• _What to produce_
Gather the lines that hold the string "driven".

Stored data entries
§ §
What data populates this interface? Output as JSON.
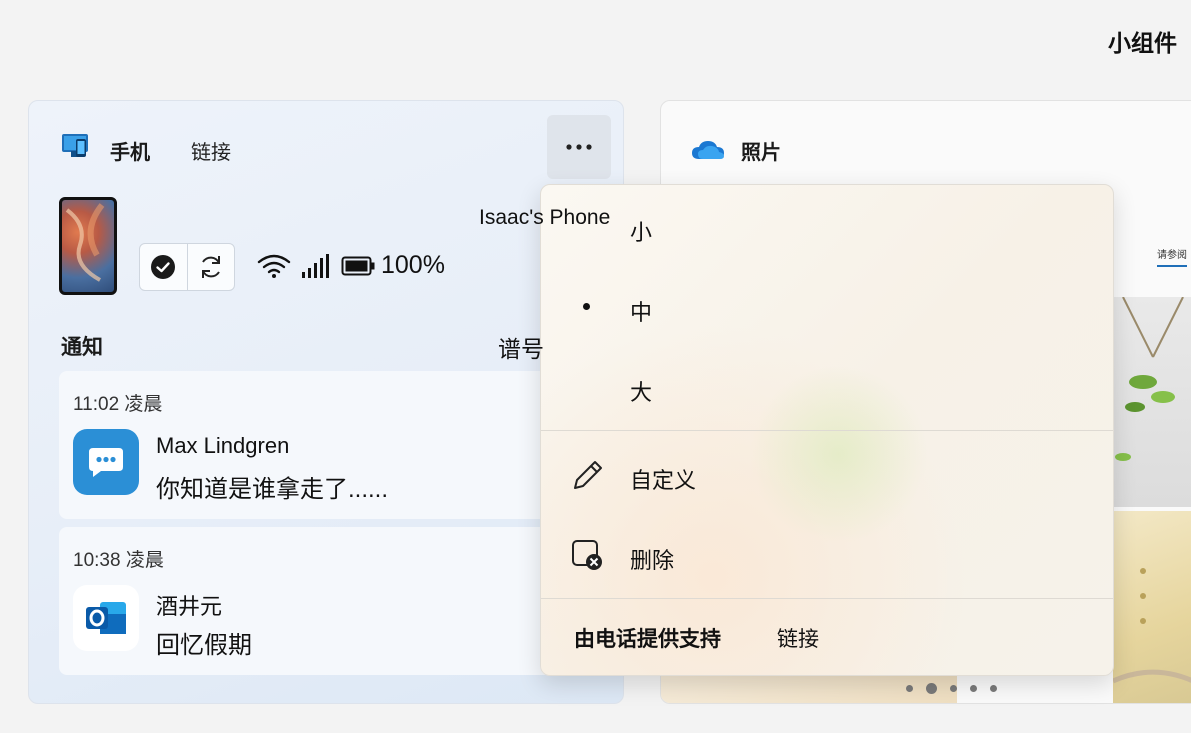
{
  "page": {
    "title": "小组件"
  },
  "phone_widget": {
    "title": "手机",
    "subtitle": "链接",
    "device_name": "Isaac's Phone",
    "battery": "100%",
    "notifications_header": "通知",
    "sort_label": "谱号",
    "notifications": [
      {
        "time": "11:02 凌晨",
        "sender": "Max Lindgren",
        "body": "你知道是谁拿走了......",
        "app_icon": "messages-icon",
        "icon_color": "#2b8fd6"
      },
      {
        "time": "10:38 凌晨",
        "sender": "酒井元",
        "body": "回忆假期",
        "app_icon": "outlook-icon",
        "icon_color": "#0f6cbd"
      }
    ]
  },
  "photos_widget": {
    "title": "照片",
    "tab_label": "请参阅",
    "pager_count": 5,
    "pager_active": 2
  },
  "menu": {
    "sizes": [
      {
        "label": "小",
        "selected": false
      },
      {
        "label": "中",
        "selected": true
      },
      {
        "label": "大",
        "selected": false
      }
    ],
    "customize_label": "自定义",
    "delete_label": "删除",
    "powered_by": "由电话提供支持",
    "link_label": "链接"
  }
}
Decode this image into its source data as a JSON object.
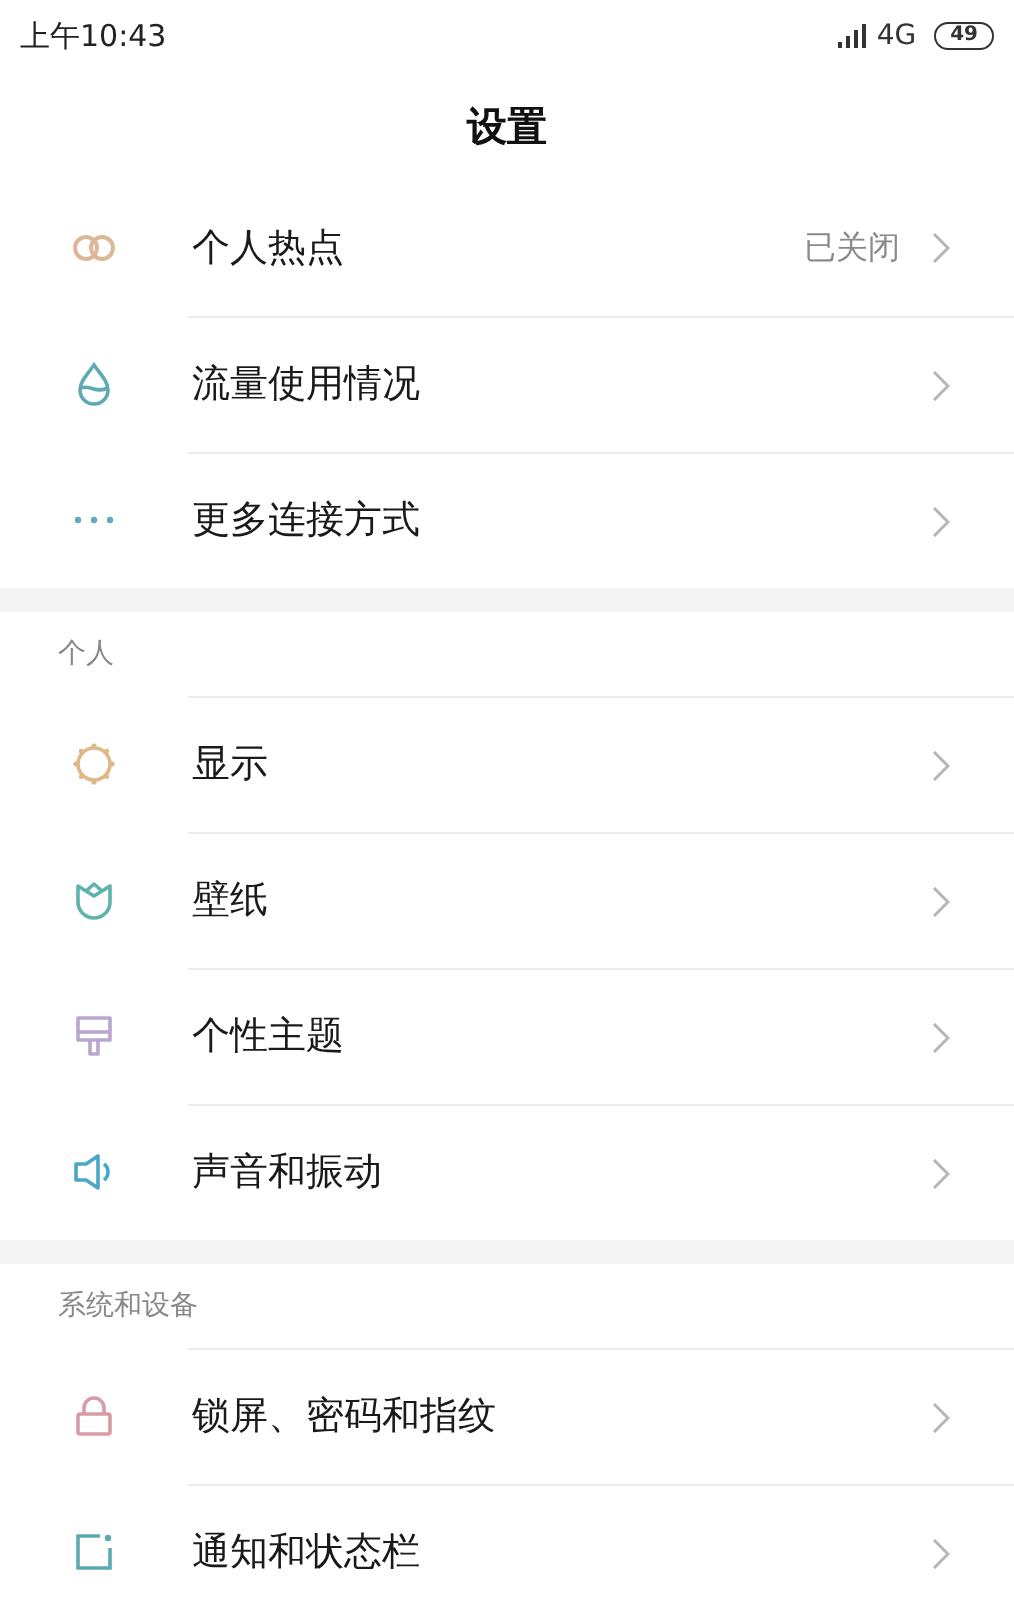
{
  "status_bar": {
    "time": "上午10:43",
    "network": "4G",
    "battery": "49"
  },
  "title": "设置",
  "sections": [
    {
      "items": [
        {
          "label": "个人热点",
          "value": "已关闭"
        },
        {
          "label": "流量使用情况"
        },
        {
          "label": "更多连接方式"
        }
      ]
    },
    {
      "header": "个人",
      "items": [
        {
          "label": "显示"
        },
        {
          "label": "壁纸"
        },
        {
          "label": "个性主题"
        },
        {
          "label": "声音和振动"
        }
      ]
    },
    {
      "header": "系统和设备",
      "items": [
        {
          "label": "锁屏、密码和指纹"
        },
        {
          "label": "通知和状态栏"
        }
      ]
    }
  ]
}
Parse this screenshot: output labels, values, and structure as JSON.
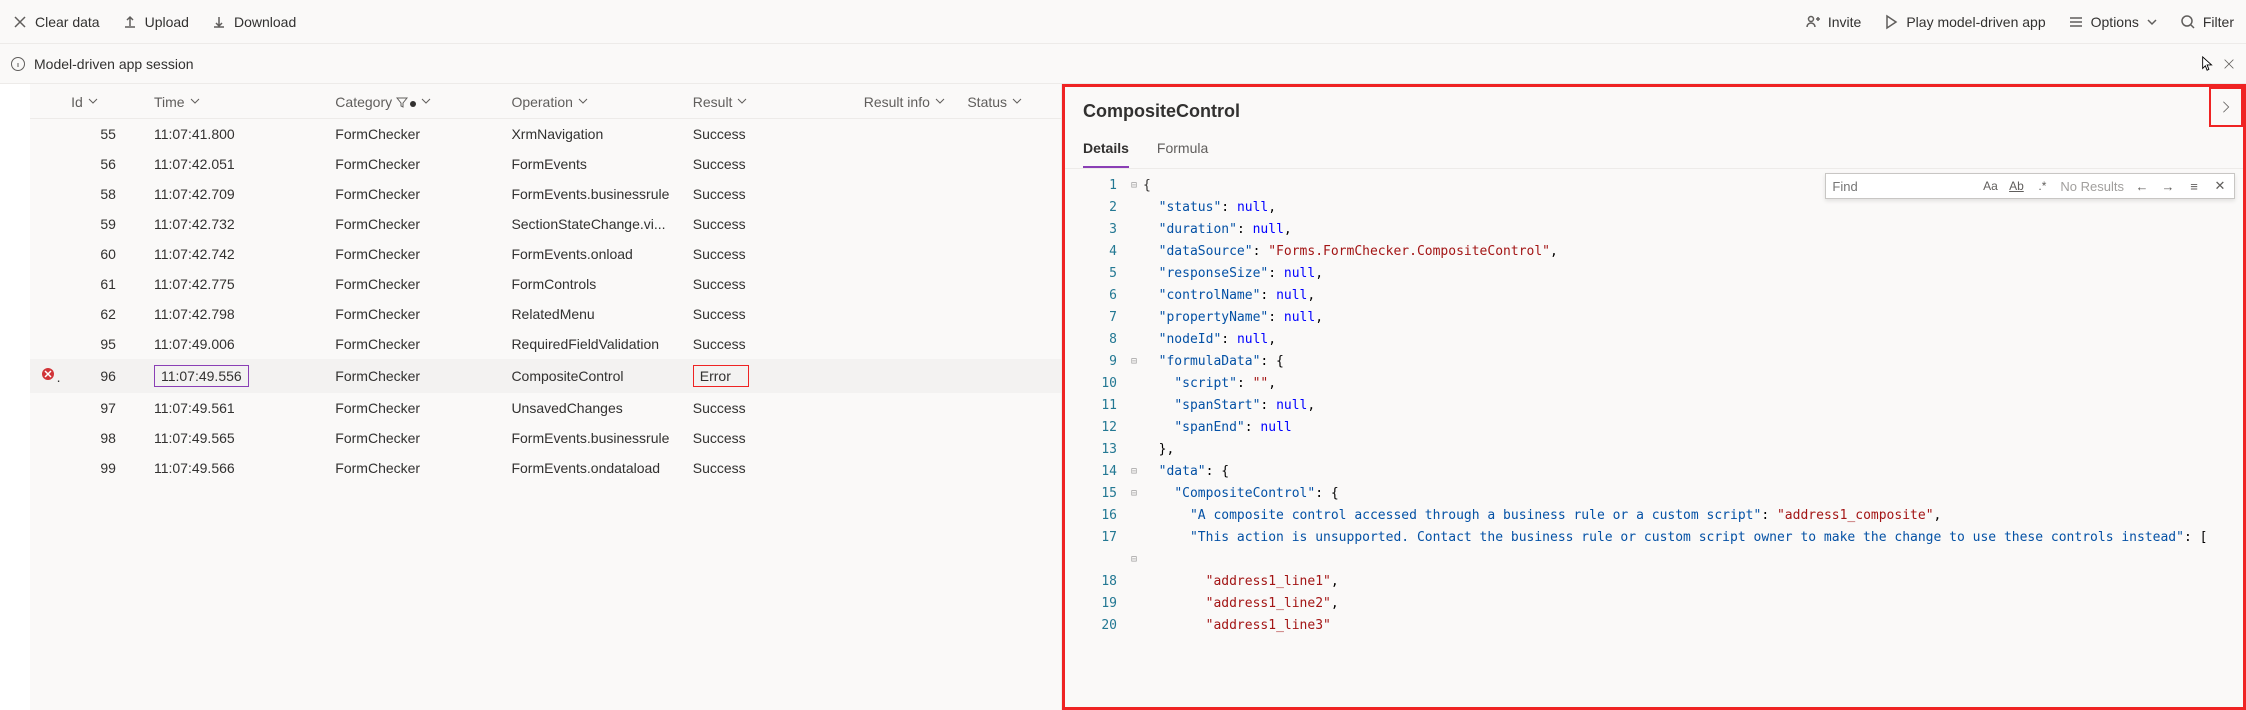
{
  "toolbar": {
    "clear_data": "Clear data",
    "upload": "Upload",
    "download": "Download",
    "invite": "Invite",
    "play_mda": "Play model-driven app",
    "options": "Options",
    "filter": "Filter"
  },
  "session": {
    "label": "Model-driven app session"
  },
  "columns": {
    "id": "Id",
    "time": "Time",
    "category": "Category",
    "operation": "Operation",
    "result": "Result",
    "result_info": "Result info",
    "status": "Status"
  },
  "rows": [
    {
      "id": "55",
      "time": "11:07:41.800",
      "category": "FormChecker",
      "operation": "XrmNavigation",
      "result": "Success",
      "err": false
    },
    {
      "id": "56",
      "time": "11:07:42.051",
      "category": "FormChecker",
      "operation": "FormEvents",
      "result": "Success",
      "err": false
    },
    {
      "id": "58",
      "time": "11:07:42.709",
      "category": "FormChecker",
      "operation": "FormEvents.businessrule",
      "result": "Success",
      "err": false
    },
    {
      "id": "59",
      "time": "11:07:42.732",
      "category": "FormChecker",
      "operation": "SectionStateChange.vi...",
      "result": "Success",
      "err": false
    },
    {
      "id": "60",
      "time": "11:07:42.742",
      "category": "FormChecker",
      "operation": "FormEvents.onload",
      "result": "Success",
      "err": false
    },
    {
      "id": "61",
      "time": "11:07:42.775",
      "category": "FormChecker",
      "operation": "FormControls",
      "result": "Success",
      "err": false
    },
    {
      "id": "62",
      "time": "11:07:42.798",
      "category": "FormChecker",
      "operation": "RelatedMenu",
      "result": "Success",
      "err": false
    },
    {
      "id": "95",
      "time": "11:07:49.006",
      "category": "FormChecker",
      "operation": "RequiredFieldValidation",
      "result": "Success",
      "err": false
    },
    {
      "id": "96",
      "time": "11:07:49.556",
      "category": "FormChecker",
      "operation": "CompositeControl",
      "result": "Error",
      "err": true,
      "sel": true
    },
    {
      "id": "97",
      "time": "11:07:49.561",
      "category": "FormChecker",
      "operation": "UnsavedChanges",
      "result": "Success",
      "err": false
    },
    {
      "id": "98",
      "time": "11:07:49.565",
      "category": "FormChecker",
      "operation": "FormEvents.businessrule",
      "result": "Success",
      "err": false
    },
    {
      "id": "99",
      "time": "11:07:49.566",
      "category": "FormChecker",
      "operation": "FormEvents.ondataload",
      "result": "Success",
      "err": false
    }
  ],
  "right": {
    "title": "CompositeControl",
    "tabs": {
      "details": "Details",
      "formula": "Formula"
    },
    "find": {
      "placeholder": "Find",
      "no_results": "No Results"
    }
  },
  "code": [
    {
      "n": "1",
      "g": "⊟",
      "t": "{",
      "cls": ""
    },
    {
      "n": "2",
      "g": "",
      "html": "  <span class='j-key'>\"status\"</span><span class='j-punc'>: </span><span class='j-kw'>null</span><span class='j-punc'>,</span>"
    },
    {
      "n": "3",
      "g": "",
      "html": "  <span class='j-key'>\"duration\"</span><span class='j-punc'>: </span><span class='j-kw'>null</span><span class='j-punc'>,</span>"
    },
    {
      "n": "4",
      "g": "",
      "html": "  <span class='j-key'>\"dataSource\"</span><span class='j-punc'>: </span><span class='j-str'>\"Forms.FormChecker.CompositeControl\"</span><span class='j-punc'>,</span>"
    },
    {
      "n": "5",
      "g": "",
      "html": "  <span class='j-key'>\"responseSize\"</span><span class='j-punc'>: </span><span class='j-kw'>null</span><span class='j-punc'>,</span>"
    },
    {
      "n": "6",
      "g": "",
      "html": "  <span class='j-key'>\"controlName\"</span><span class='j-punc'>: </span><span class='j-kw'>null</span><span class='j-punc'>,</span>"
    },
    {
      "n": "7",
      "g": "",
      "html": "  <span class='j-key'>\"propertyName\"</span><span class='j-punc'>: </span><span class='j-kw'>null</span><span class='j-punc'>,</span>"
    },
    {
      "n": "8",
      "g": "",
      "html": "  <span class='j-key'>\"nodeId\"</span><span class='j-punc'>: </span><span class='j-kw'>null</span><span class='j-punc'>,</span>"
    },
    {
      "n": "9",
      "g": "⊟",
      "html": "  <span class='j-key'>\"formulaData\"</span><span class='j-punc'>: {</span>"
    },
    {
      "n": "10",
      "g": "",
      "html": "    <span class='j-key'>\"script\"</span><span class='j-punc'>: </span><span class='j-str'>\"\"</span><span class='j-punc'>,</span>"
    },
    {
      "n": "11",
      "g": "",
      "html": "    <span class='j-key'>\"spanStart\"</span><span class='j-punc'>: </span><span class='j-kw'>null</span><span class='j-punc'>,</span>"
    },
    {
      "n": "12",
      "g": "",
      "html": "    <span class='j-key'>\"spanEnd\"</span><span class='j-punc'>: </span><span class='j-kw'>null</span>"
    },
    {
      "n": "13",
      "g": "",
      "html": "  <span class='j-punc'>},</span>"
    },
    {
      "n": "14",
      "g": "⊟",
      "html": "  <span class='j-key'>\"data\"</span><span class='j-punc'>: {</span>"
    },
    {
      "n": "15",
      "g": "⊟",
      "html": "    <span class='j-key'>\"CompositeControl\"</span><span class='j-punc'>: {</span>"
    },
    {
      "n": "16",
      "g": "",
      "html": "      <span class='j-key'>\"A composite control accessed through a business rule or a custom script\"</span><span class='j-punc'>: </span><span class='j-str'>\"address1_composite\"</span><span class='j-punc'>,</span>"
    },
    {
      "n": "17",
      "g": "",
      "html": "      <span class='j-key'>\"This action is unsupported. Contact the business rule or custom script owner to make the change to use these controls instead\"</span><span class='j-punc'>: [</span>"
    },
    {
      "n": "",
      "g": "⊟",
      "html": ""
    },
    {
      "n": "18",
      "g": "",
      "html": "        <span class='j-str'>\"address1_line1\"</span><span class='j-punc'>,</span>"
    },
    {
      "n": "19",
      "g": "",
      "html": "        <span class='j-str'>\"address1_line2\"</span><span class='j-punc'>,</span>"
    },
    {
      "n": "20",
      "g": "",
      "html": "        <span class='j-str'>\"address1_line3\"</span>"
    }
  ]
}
§ §
• _Task answer_
    "play_mda": "Play model-driven app",
    "label": "Model-driven app session"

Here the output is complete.